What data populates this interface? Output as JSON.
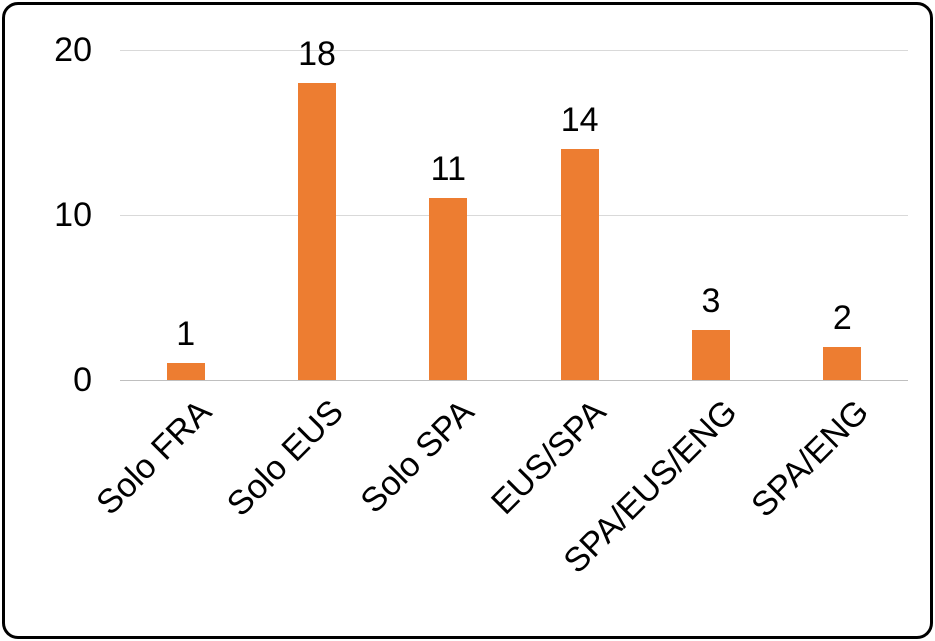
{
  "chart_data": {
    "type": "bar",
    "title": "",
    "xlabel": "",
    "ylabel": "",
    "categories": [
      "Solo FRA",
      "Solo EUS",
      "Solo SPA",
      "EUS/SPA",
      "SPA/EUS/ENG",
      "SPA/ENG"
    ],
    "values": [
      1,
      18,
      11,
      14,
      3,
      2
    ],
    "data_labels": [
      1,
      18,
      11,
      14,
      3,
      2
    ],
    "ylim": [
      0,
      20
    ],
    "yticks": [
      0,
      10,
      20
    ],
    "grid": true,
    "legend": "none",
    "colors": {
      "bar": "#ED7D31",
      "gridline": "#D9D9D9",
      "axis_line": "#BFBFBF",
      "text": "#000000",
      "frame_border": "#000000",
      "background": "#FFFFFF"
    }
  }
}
- - -
_What is asked_
Print out every entry above without changing a word, and leave out the pictures.

_Written solution_
What data populates this interface? Output as JSON.
{
  "chart_data": {
    "type": "bar",
    "title": "",
    "xlabel": "",
    "ylabel": "",
    "categories": [
      "Solo FRA",
      "Solo EUS",
      "Solo SPA",
      "EUS/SPA",
      "SPA/EUS/ENG",
      "SPA/ENG"
    ],
    "values": [
      1,
      18,
      11,
      14,
      3,
      2
    ],
    "data_labels": [
      1,
      18,
      11,
      14,
      3,
      2
    ],
    "ylim": [
      0,
      20
    ],
    "yticks": [
      0,
      10,
      20
    ],
    "grid": true,
    "legend": "none",
    "colors": {
      "bar": "#ED7D31",
      "gridline": "#D9D9D9",
      "axis_line": "#BFBFBF",
      "text": "#000000",
      "frame_border": "#000000",
      "background": "#FFFFFF"
    }
  }
}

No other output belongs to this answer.